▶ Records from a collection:
— begin —

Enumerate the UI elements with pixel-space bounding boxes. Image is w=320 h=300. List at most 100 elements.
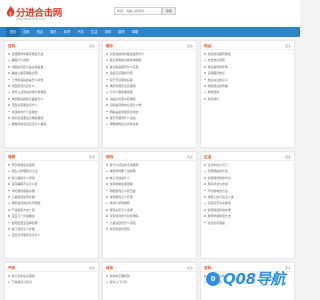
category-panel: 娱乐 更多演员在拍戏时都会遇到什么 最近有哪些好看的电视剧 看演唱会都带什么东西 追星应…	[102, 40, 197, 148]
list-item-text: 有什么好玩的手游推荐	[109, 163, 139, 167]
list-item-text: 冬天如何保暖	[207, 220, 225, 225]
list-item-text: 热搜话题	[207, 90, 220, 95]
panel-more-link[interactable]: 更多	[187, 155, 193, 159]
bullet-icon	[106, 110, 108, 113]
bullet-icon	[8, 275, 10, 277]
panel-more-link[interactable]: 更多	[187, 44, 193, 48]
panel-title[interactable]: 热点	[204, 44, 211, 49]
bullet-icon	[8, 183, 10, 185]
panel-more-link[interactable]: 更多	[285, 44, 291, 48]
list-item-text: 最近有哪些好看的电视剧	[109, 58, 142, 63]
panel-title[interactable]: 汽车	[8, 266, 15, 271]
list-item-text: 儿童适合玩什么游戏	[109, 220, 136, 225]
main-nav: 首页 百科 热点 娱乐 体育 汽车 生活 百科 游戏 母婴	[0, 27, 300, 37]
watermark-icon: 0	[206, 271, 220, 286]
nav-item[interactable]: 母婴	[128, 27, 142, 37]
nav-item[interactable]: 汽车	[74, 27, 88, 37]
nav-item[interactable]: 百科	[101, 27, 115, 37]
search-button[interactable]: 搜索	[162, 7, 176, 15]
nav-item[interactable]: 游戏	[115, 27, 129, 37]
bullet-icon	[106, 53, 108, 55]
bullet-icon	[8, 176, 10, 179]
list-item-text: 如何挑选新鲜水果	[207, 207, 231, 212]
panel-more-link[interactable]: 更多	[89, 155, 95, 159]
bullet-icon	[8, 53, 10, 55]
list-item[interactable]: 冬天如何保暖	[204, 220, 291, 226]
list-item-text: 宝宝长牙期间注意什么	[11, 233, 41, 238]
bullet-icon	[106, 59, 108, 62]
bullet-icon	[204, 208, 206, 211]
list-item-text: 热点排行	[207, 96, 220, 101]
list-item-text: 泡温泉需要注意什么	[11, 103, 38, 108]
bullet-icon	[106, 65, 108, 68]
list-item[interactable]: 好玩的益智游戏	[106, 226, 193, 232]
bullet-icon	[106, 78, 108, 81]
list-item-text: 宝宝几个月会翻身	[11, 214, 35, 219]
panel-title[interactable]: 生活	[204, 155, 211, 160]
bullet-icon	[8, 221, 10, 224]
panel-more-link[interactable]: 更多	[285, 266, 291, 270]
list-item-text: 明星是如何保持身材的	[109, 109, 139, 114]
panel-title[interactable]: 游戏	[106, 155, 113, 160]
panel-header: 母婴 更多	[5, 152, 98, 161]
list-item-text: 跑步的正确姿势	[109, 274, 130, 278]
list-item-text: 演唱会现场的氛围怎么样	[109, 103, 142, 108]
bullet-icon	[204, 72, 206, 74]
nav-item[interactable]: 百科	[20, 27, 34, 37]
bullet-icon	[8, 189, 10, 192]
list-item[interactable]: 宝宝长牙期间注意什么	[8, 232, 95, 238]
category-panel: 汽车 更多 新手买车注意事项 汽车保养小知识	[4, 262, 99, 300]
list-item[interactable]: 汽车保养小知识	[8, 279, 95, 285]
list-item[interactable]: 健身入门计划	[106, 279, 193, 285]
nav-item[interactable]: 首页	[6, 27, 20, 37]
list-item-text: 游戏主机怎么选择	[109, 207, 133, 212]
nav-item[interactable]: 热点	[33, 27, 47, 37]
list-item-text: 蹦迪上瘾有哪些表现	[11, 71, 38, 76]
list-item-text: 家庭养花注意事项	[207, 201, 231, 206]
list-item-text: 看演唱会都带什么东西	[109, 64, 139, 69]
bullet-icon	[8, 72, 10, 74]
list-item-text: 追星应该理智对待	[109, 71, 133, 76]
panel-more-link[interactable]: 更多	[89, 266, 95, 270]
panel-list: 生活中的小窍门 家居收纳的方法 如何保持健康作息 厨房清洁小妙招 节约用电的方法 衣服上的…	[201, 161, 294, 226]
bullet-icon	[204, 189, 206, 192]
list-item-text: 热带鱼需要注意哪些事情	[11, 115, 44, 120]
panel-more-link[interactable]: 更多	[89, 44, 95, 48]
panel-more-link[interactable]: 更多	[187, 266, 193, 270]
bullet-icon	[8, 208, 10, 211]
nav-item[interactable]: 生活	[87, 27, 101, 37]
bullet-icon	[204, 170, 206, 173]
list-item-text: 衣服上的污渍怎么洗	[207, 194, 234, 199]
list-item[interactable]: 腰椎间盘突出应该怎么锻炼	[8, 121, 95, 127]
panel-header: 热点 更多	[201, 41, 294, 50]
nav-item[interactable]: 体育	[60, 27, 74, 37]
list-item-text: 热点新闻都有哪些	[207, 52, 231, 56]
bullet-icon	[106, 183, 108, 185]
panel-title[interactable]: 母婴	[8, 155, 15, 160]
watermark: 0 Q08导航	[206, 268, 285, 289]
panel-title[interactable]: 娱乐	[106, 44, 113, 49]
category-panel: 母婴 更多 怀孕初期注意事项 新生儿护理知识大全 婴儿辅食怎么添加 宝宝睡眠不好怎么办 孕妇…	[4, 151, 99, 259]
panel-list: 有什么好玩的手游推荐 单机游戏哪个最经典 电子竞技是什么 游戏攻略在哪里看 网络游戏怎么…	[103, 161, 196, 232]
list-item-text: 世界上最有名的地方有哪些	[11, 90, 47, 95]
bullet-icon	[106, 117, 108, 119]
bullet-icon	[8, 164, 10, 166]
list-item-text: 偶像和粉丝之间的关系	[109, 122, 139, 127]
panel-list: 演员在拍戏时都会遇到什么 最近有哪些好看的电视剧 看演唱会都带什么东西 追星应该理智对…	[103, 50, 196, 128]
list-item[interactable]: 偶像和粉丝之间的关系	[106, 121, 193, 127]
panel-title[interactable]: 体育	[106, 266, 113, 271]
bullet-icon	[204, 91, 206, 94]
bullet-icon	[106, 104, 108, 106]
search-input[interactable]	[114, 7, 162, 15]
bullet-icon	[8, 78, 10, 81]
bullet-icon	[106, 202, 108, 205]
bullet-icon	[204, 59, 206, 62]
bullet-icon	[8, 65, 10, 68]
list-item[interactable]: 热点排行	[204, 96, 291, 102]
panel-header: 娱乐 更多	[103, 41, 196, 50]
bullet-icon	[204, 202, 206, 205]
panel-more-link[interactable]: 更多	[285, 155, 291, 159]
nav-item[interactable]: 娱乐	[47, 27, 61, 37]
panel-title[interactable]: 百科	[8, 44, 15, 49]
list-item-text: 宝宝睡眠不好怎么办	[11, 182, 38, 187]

— end —

▶ Required work: Which lines in the records contain the string "热点排行"? Locate each one and copy it in full.

▶ Task output:
list-item-text: 热点排行	[207, 96, 220, 101]
list-item[interactable]: 热点排行	[204, 96, 291, 102]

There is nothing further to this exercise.